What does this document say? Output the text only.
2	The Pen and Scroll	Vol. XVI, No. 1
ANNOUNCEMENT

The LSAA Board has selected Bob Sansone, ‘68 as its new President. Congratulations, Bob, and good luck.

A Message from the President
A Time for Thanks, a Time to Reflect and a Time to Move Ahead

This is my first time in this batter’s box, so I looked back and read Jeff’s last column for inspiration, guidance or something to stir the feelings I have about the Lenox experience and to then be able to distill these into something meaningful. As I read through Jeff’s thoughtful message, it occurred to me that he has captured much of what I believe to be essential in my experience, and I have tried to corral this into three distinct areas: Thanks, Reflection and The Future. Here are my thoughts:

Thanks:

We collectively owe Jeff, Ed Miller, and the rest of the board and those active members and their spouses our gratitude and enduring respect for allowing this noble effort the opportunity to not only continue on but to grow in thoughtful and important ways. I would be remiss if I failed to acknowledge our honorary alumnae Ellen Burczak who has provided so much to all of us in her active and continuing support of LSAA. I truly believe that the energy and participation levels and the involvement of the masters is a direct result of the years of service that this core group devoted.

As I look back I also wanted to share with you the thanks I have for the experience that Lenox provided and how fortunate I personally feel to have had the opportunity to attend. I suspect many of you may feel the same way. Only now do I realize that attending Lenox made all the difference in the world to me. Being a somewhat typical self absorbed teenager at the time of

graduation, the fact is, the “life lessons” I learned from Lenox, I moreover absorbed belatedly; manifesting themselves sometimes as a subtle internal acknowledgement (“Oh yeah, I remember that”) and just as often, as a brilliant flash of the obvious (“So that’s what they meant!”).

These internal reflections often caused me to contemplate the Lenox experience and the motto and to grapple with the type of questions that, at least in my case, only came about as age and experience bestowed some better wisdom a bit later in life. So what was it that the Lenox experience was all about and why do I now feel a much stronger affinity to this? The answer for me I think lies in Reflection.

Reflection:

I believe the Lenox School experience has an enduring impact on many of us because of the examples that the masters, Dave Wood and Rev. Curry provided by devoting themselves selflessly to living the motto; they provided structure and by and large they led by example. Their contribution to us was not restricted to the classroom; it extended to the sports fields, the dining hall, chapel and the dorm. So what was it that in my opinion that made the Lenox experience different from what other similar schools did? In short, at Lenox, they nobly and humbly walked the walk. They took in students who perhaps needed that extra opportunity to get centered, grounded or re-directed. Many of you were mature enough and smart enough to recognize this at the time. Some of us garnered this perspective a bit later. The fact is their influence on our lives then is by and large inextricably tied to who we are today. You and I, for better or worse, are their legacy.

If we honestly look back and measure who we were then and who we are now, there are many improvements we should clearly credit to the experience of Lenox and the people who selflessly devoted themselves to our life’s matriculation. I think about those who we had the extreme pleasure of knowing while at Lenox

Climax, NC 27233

* * *

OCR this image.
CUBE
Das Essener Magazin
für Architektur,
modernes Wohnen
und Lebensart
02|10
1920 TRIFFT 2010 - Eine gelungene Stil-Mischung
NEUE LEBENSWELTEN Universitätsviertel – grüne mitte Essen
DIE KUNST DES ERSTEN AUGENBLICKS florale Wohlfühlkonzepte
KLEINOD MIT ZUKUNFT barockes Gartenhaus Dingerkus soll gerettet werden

...

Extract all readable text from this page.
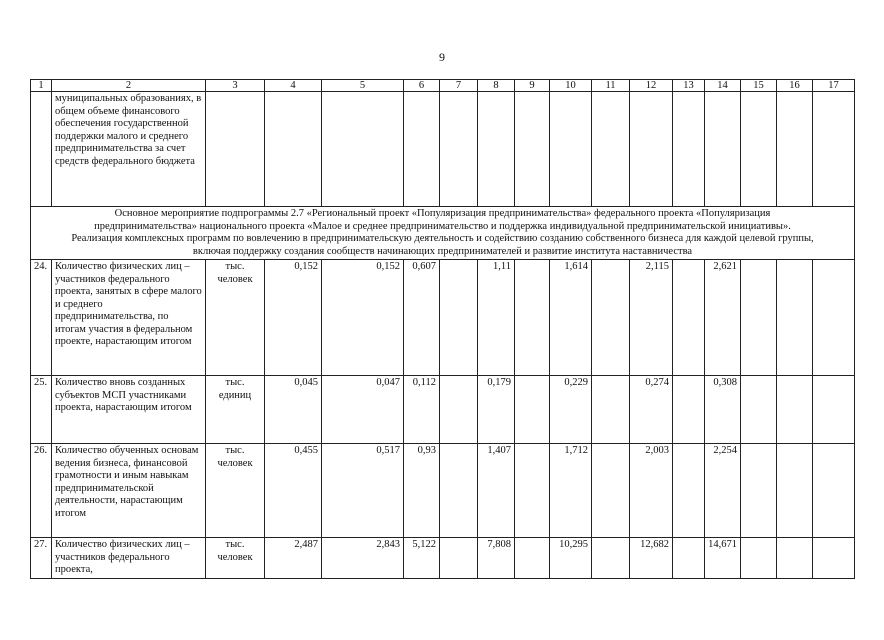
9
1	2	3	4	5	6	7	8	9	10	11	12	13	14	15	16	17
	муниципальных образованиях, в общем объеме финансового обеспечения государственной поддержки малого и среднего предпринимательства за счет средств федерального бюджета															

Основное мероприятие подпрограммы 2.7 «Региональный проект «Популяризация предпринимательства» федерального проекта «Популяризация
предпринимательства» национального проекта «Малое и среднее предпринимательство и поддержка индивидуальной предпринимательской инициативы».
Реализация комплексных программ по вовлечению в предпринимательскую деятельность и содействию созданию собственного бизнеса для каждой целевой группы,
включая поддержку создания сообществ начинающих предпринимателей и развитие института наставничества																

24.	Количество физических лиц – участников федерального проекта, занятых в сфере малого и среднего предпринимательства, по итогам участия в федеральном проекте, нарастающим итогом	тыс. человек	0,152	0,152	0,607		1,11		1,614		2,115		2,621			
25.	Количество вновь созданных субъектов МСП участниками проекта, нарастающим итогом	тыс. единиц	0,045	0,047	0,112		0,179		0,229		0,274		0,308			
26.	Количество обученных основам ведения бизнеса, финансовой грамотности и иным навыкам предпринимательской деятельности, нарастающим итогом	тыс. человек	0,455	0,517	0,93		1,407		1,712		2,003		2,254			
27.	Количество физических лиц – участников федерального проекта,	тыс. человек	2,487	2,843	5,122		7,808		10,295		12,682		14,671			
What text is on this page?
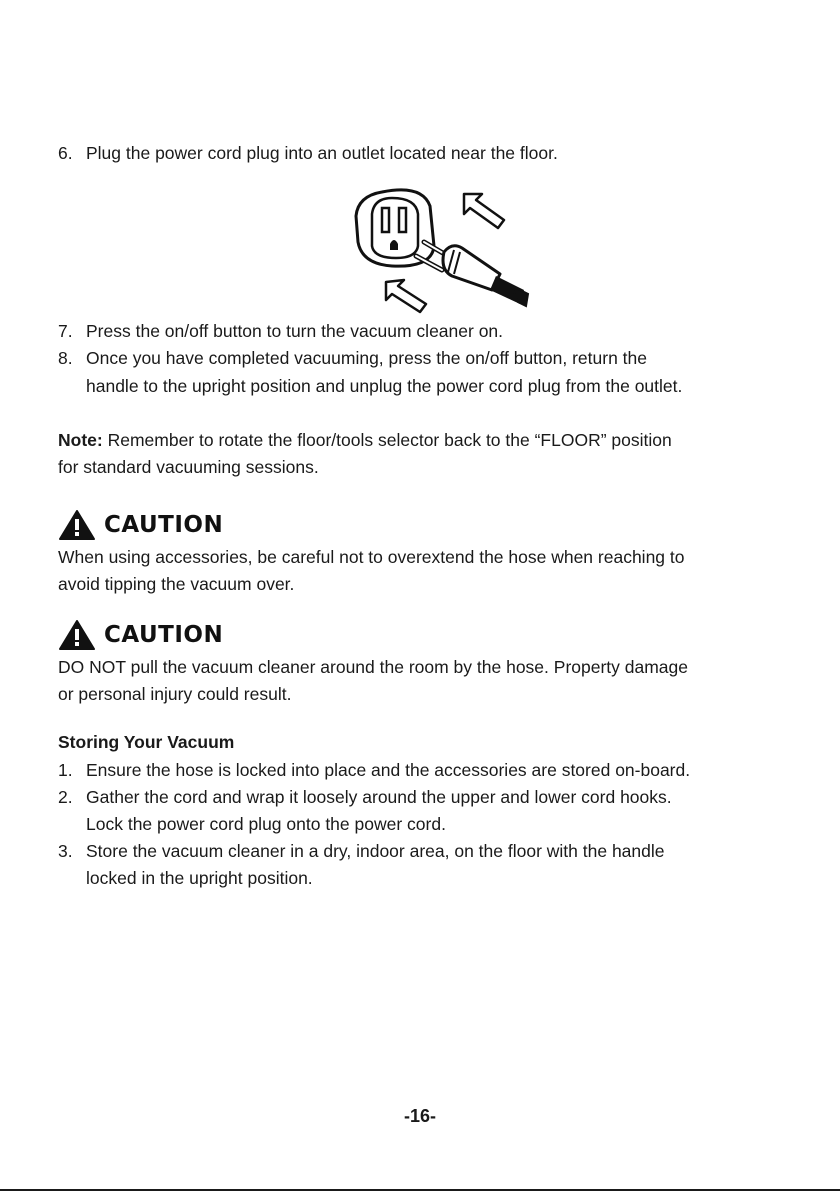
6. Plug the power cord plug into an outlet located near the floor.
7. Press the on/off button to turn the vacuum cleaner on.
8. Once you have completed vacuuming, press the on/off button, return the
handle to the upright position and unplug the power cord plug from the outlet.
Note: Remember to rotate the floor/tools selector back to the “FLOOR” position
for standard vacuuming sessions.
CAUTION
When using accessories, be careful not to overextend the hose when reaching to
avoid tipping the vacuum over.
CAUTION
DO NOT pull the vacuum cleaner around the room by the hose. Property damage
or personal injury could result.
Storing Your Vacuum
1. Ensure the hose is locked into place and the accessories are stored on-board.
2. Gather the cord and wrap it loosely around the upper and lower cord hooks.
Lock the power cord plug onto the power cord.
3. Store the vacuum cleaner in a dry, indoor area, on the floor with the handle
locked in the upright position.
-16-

▶ _GIVEN EXERCISE_: From the entries above, select each line containing the string "power".

▶ _ANSWER BELOW_:
6. Plug the power cord plug into an outlet located near the floor.
handle to the upright position and unplug the power cord plug from the outlet.
Lock the power cord plug onto the power cord.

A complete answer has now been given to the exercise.